- [Texto fuente]:

El programa inició con una obra de Víctor de la Cruz, “compuesta bajo el auspicio de la Cátedra Extraordinaria Arturo Márquez de Composición Musical”, cuyo título no podía ser más revelador, dada la situación antes descrita: Las cosas, por su propio peso, caen. Más que sonorizar las obsesiones de este joven compositor nacido en 1995, celebro la capacidad con que logró colorearlas a través de los diversos timbres orquestales. Hago votos porque su segunda obra de gran calado cuente con un estreno tan auspicioso como éste, que precedió la participación como solista de uno de los mejores y más serios pianistas con que contamos actualmente en México, Alejandro Barrañón, quien interpretó el Concierto n. 5 de Saint-Saëns, conocido como “el Egipcio”.

- [Consigna]: Continúa la reseña del concierto a partir de su última oración. Las líneas siguientes son material independiente del texto.

- [Sección de datos]:
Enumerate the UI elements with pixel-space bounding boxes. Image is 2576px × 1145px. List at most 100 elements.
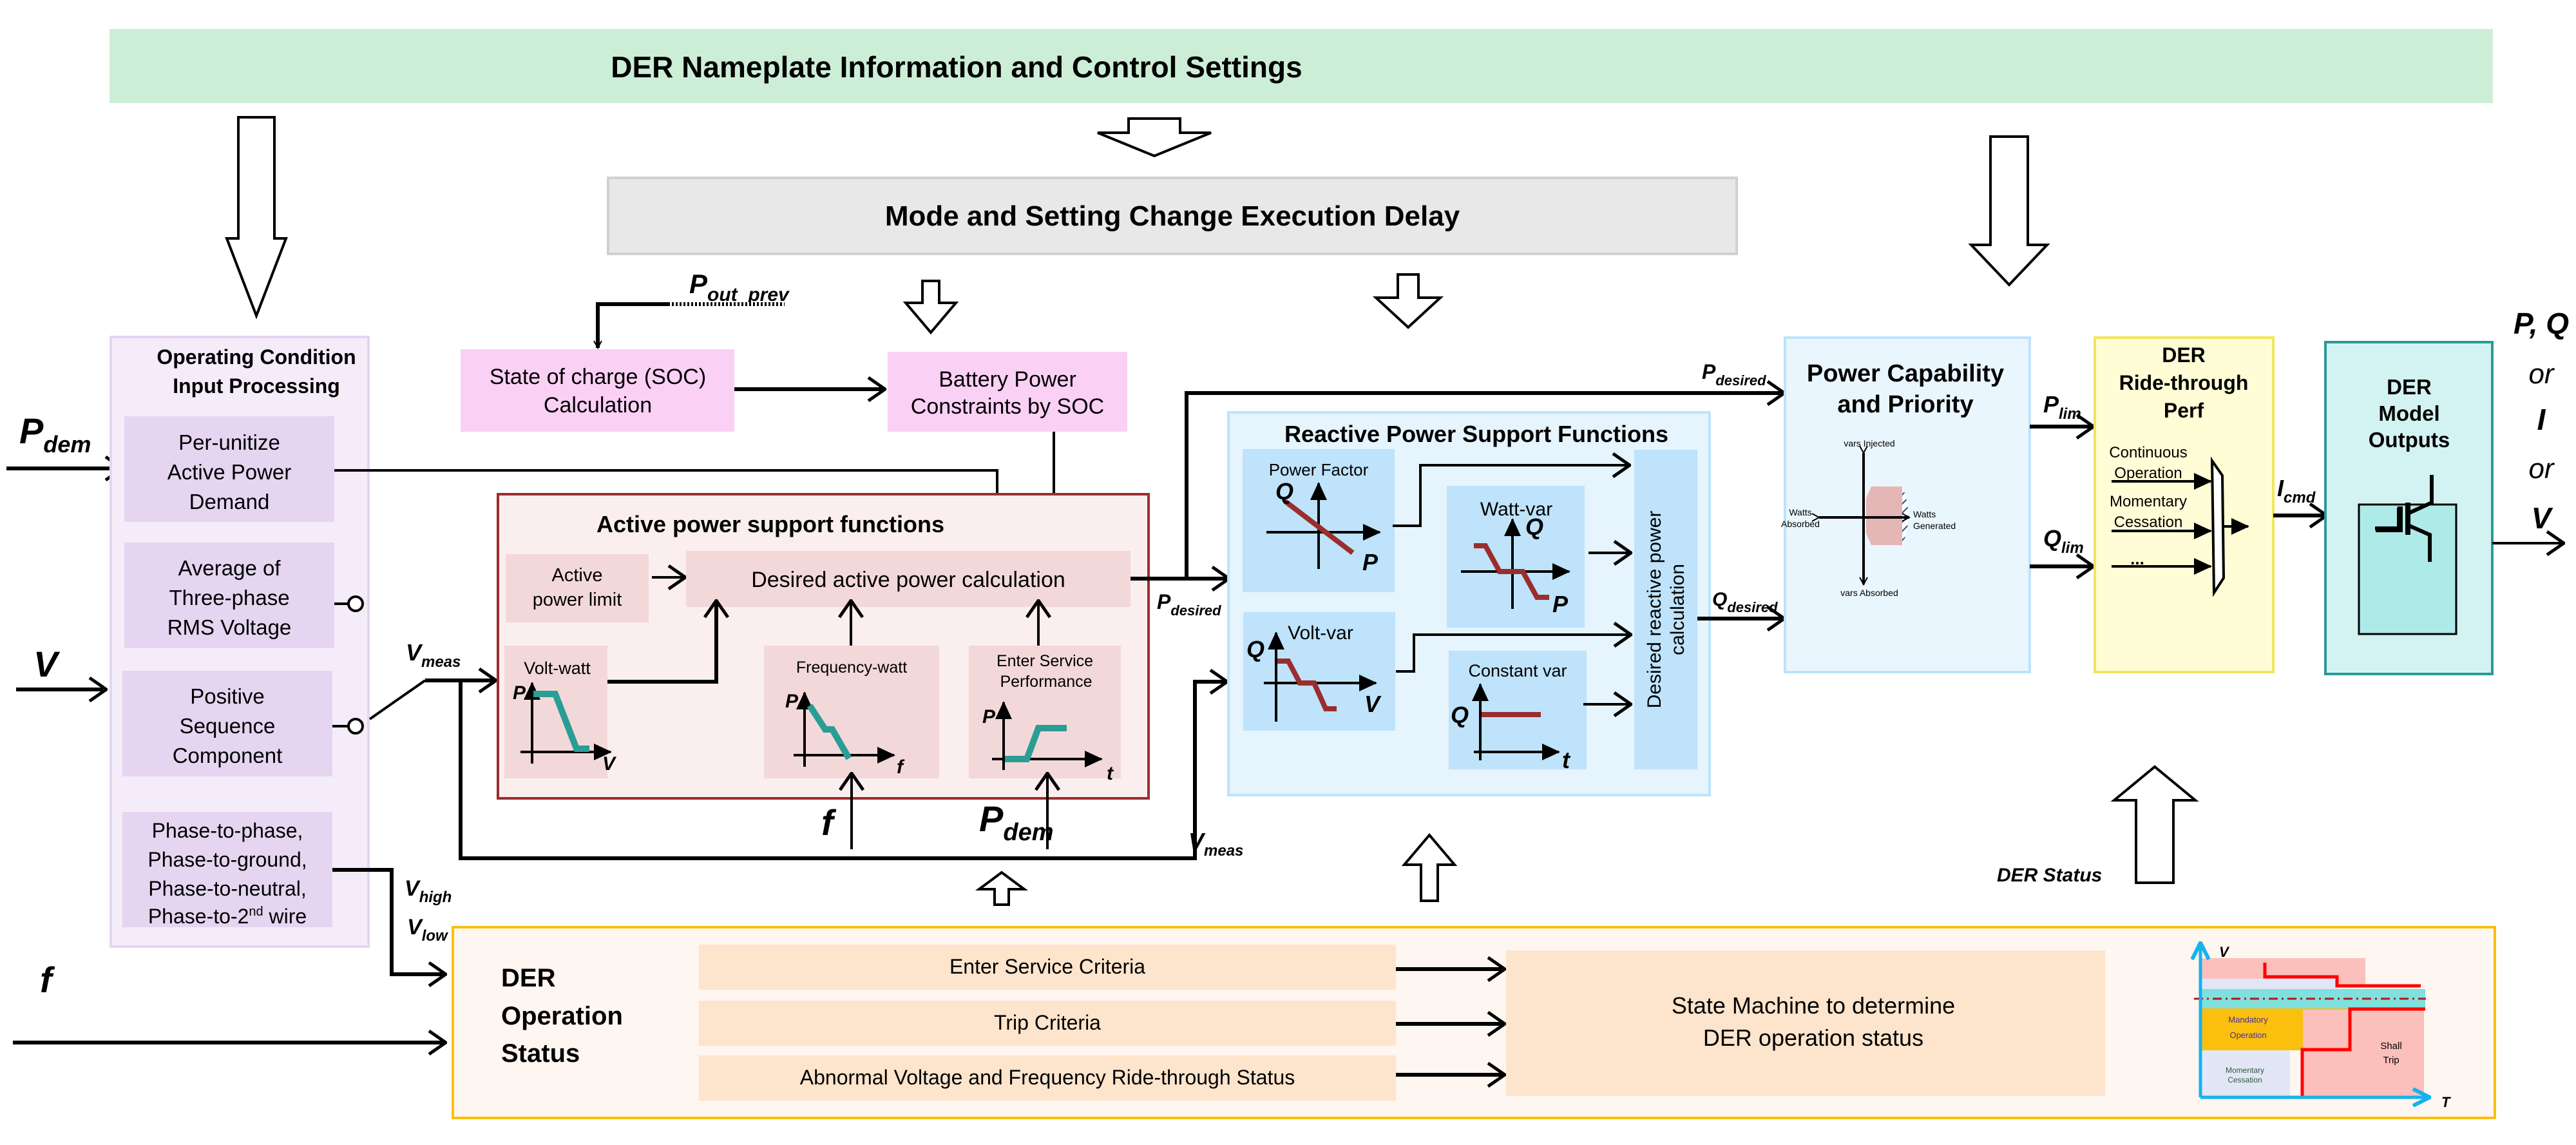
vv-x-label: V [1364, 691, 1382, 717]
block-arrow-up-icon [975, 871, 1029, 906]
output-or-1: or [2528, 358, 2555, 390]
phase-line1: Phase-to-phase, [152, 819, 303, 842]
execution-delay-title: Mode and Setting Change Execution Delay [885, 200, 1460, 232]
operating-condition-panel: Operating Condition Input Processing Per… [110, 336, 370, 948]
block-arrow-up-icon [1401, 832, 1458, 902]
label-v-meas: Vmeas [406, 639, 461, 671]
active-limit-line1: Active [552, 565, 603, 586]
ride-title-line2: Ride-through [2119, 371, 2249, 394]
capability-operating-region [1866, 486, 1902, 545]
block-arrow-down-icon [225, 116, 288, 320]
ride-region-cessation: Cessation [2228, 1075, 2262, 1084]
desired-active-calc-label: Desired active power calculation [751, 568, 1065, 592]
per-unitize-line2: Active Power [167, 460, 292, 484]
nameplate-banner-title: DER Nameplate Information and Control Se… [611, 50, 1302, 84]
output-i: I [2537, 403, 2546, 436]
status-title-line2: Operation [501, 1002, 623, 1030]
ride-input-momentary-1: Momentary [2110, 493, 2187, 510]
capability-title-line2: and Priority [1837, 391, 1973, 418]
battery-constraints-box: Battery Power Constraints by SOC [888, 352, 1127, 432]
output-or-2: or [2528, 453, 2555, 485]
label-v-high: Vhigh [405, 876, 452, 906]
block-arrow-down-icon [1097, 117, 1212, 158]
block-arrow-down-icon [1968, 135, 2050, 287]
model-title-line1: DER [2387, 375, 2432, 399]
model-output-labels: P, Q or I or V [2514, 307, 2569, 535]
switch-contact-icon [347, 718, 364, 735]
input-f: f [40, 959, 55, 1000]
per-unitize-line3: Demand [189, 490, 270, 514]
ride-chart-t-label: T [2441, 1094, 2451, 1110]
soc-calculation-box: State of charge (SOC) Calculation [461, 349, 734, 432]
trip-criteria-label: Trip Criteria [994, 1011, 1101, 1034]
phase-line2: Phase-to-ground, [148, 848, 307, 871]
status-title-line1: DER [501, 964, 556, 992]
ride-chart-v-label: V [2219, 944, 2230, 960]
ride-input-momentary-2: Cessation [2114, 514, 2183, 531]
label-p-out-prev: Pout_prev [689, 269, 790, 305]
volt-watt-y-label: P [513, 682, 526, 704]
constant-var-title: Constant var [1468, 661, 1567, 680]
capability-label-bottom: vars Absorbed [1840, 588, 1898, 598]
vv-y-label: Q [1246, 636, 1264, 662]
lower-trip-step [2303, 1010, 2351, 1050]
output-pq: P, Q [2514, 307, 2569, 340]
ride-title-line3: Perf [2164, 399, 2204, 422]
ride-region-momentary: Momentary [2226, 1066, 2264, 1075]
desired-reactive-calc-line2: calculation [1667, 564, 1688, 655]
state-machine-block [1506, 950, 2105, 1096]
rms-line3: RMS Voltage [167, 615, 292, 639]
ride-input-continuous-2: Operation [2114, 465, 2182, 482]
execution-delay-box: Mode and Setting Change Execution Delay [607, 177, 1738, 255]
enter-service-title-line1: Enter Service [997, 652, 1093, 670]
volt-var-title: Volt-var [1288, 622, 1353, 644]
label-p-dem-in: Pdem [979, 798, 1054, 846]
pos-seq-line3: Component [173, 744, 283, 767]
ride-through-panel: DER Ride-through Perf Continuous Operati… [2094, 336, 2275, 673]
ride-region-mandatory: Mandatory [2228, 1015, 2268, 1025]
wv-y-label: Q [1525, 514, 1543, 540]
label-f-in: f [821, 802, 837, 843]
rms-line2: Three-phase [169, 586, 289, 610]
volt-watt-title: Volt-watt [524, 659, 591, 678]
rms-line1: Average of [178, 556, 281, 580]
capability-label-top: vars Injected [1844, 438, 1894, 448]
ride-title-line1: DER [2162, 343, 2206, 367]
cv-y-label: Q [1451, 702, 1469, 728]
label-v-low: Vlow [407, 915, 448, 945]
pos-seq-line1: Positive [190, 684, 265, 708]
multiplexer-icon [2210, 456, 2226, 597]
active-panel-title: Active power support functions [596, 511, 944, 537]
input-p-dem: Pdem [19, 410, 91, 457]
label-p-lim: Plim [2043, 391, 2081, 423]
operation-status-panel: DER Operation Status Enter Service Crite… [452, 926, 2496, 1119]
enter-service-criteria-label: Enter Service Criteria [949, 955, 1145, 978]
active-power-panel: Active power support functions Active po… [497, 493, 1150, 800]
input-v: V [33, 644, 61, 684]
capability-label-left-2: Absorbed [1781, 519, 1820, 529]
der-model-block-diagram: DER Nameplate Information and Control Se… [6, 29, 2569, 1119]
pf-x-label: P [1362, 549, 1379, 575]
pf-y-label: Q [1275, 478, 1293, 505]
active-limit-block [506, 554, 649, 622]
block-arrow-down-icon [1372, 273, 1444, 329]
per-unitize-line1: Per-unitize [178, 430, 280, 454]
volt-watt-x-label: V [602, 753, 617, 775]
switch-contact-icon [347, 595, 364, 612]
reactive-power-panel: Reactive Power Support Functions Power F… [1227, 411, 1711, 796]
pos-seq-line2: Sequence [180, 714, 276, 738]
block-arrow-up-icon [2110, 765, 2199, 884]
status-title-line3: Status [501, 1039, 580, 1068]
active-limit-line2: power limit [533, 590, 622, 610]
enter-service-title-line2: Performance [1000, 673, 1092, 691]
state-machine-line2: DER operation status [1703, 1025, 1923, 1051]
ride-region-shall: Shall [2380, 1041, 2401, 1052]
block-arrow-down-icon [902, 280, 959, 335]
state-machine-line1: State Machine to determine [1672, 992, 1955, 1019]
capability-label-left-1: Watts [1789, 507, 1811, 517]
soc-label-line2: Calculation [544, 393, 652, 418]
freq-watt-y-label: P [785, 691, 799, 712]
soc-label-line1: State of charge (SOC) [490, 365, 706, 389]
label-q-lim: Qlim [2043, 525, 2084, 557]
ride-region-operation: Operation [2229, 1030, 2266, 1040]
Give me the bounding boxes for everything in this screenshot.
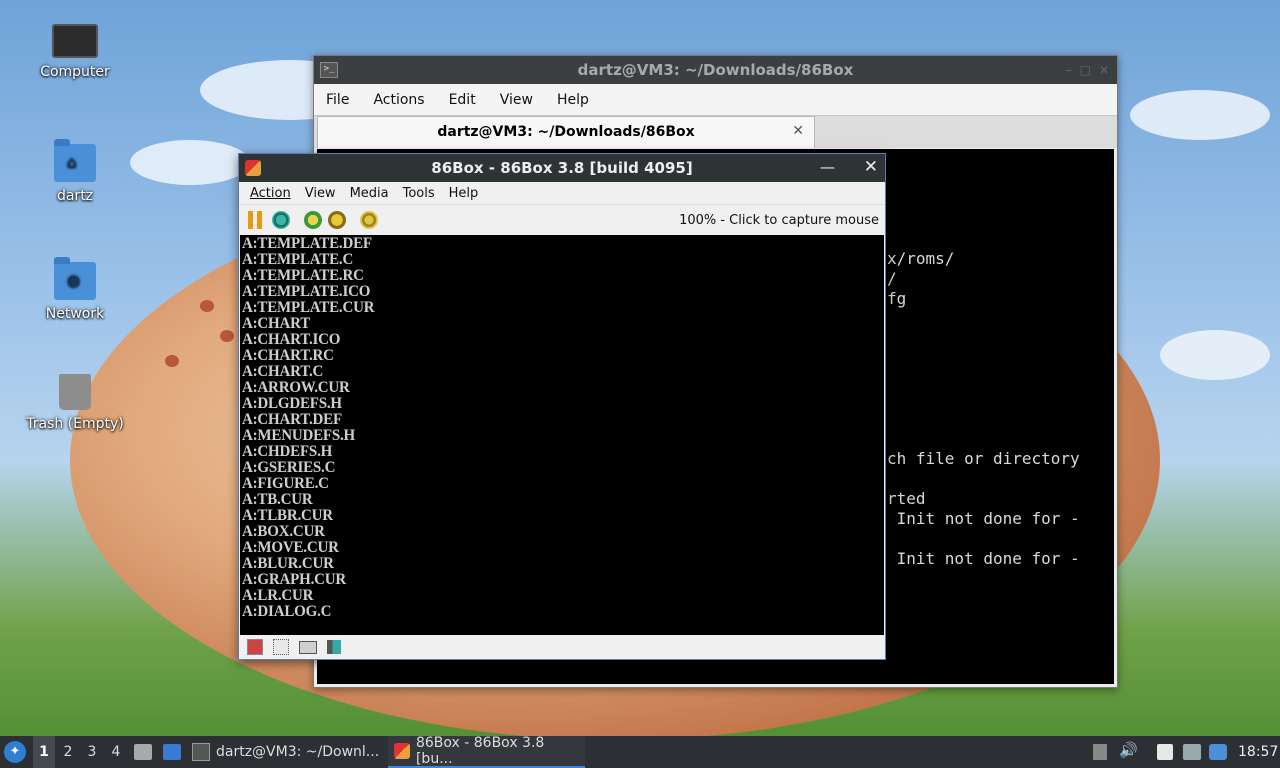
menu-view[interactable]: View — [298, 186, 343, 201]
terminal-tabbar: dartz@VM3: ~/Downloads/86Box ✕ — [314, 115, 1117, 148]
clock[interactable]: 18:57 — [1238, 736, 1278, 768]
computer-icon — [52, 24, 98, 58]
updates-icon[interactable] — [1209, 744, 1227, 760]
86box-statusbar — [240, 636, 884, 658]
menu-actions[interactable]: Actions — [361, 92, 436, 108]
trash-icon — [59, 374, 91, 410]
terminal-titlebar[interactable]: >_ dartz@VM3: ~/Downloads/86Box – □ ✕ — [314, 56, 1117, 84]
menu-file[interactable]: File — [314, 92, 361, 108]
terminal-tab-label: dartz@VM3: ~/Downloads/86Box — [437, 124, 695, 140]
volume-icon[interactable]: 🔊 — [1119, 741, 1138, 759]
86box-toolbar: 100% - Click to capture mouse — [239, 204, 885, 235]
dos-line: A:DIALOG.C — [242, 603, 332, 621]
terminal-line: Init not done for - — [887, 509, 1080, 528]
86box-window: 86Box - 86Box 3.8 [build 4095] — ✕ Actio… — [238, 153, 886, 660]
86box-title: 86Box - 86Box 3.8 [build 4095] — [431, 159, 693, 177]
close-icon[interactable]: ✕ — [864, 157, 878, 177]
tab-close-icon[interactable]: ✕ — [792, 123, 804, 139]
desktop-icon-network[interactable]: ◍ Network — [20, 257, 130, 322]
desktop-icon-label: Network — [45, 306, 105, 322]
desktop-icon-label: Computer — [40, 64, 110, 80]
taskbar-item-label: dartz@VM3: ~/Downl... — [216, 744, 380, 760]
file-manager-icon[interactable] — [134, 744, 152, 760]
workspace-2[interactable]: 2 — [57, 736, 79, 768]
taskbar-item-86box[interactable]: 86Box - 86Box 3.8 [bu... — [388, 735, 585, 768]
terminal-line: ch file or directory — [887, 449, 1080, 468]
capture-status: 100% - Click to capture mouse — [679, 213, 879, 228]
floppy-empty-icon[interactable] — [273, 639, 289, 655]
ctrl-alt-del-icon[interactable] — [304, 211, 322, 229]
tray-expand-icon[interactable] — [1093, 744, 1107, 760]
workspace-4[interactable]: 4 — [105, 736, 127, 768]
86box-menubar: Action View Media Tools Help — [239, 182, 885, 204]
close-icon[interactable]: ✕ — [1099, 63, 1109, 77]
start-menu-icon[interactable]: ✦ — [4, 741, 26, 763]
maximize-icon[interactable]: □ — [1080, 63, 1091, 77]
hard-reset-icon[interactable] — [272, 211, 290, 229]
taskbar-item-label: 86Box - 86Box 3.8 [bu... — [415, 735, 545, 767]
terminal-line: x/roms/ — [887, 249, 955, 268]
desktop-icon-label: Trash (Empty) — [26, 416, 124, 432]
workspace-1[interactable]: 1 — [33, 736, 55, 768]
workspace-3[interactable]: 3 — [81, 736, 103, 768]
network-folder-icon: ◍ — [54, 257, 96, 300]
sound-icon[interactable] — [327, 640, 341, 654]
clipboard-icon[interactable] — [1157, 744, 1173, 760]
menu-help[interactable]: Help — [442, 186, 486, 201]
taskbar: ✦ 1 2 3 4 dartz@VM3: ~/Downl... 86Box - … — [0, 735, 1280, 768]
desktop-icon-home[interactable]: ⌂ dartz — [20, 139, 130, 204]
86box-icon — [394, 743, 410, 759]
taskbar-item-terminal[interactable]: dartz@VM3: ~/Downl... — [192, 736, 382, 768]
minimize-icon[interactable]: — — [820, 158, 835, 176]
menu-edit[interactable]: Edit — [437, 92, 488, 108]
86box-titlebar[interactable]: 86Box - 86Box 3.8 [build 4095] — ✕ — [239, 154, 885, 182]
pause-icon[interactable] — [248, 211, 262, 229]
menu-tools[interactable]: Tools — [396, 186, 442, 201]
terminal-line: fg — [887, 289, 907, 308]
menu-media[interactable]: Media — [343, 186, 396, 201]
terminal-title: dartz@VM3: ~/Downloads/86Box — [577, 61, 854, 79]
terminal-menubar: File Actions Edit View Help — [314, 84, 1117, 115]
terminal-icon — [192, 743, 210, 761]
minimize-icon[interactable]: – — [1066, 63, 1072, 77]
menu-view[interactable]: View — [488, 92, 545, 108]
ctrl-alt-esc-icon[interactable] — [328, 211, 346, 229]
menu-action[interactable]: Action — [243, 186, 298, 201]
terminal-line: / — [887, 269, 897, 288]
terminal-line: rted — [887, 489, 926, 508]
desktop-icon-computer[interactable]: Computer — [20, 24, 130, 80]
terminal-line: Init not done for - — [887, 549, 1080, 568]
desktop-icon-trash[interactable]: Trash (Empty) — [20, 374, 130, 432]
show-desktop-icon[interactable] — [163, 744, 181, 760]
network-icon[interactable] — [1183, 744, 1201, 760]
emulated-screen[interactable]: A:TEMPLATE.DEF A:TEMPLATE.C A:TEMPLATE.R… — [240, 235, 884, 635]
desktop-icon-label: dartz — [56, 188, 94, 204]
menu-help[interactable]: Help — [545, 92, 601, 108]
floppy-icon[interactable] — [247, 639, 263, 655]
home-folder-icon: ⌂ — [54, 139, 96, 182]
hard-disk-icon[interactable] — [299, 640, 317, 654]
settings-icon[interactable] — [360, 211, 378, 229]
terminal-tab[interactable]: dartz@VM3: ~/Downloads/86Box ✕ — [317, 116, 815, 148]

- [Respuesta]:
No tengo cómo agradecerle a Barrañón el que me reconciliara con esta partitura que, si algo desborda –además del virtuosismo patente en su movimiento final-, es su cautivadora y refinada sensualidad. Si saco esto a colación, es porque la ocasión anterior que lo escuché en vivo estuvo a cargo de un prestigiado acompañante que habrá tocado todas las notas, pero, lamentablemente, lo masacró a trancazos. Permítanme puntualizar: por solvente que sea un intérprete, ser solista demanda de un refinamiento que puede verse deteriorado si, en la cotidianeidad, se prioriza alguna de las otras vertientes que ofrece el ejercicio pianístico profesional. Agradezco también que, como dijeran las tías de antaño, Barrañón confirmara “su exquisito buen gusto” con la elección de un encore como lo fue la transcripción realizada por Harold Bauer del coral de la Cantata BWV 127 de Bach, Herr Jesu Christ, wahr' Mensch und Gott, uno de los más contenidos y desgarradores de cuantos compuso.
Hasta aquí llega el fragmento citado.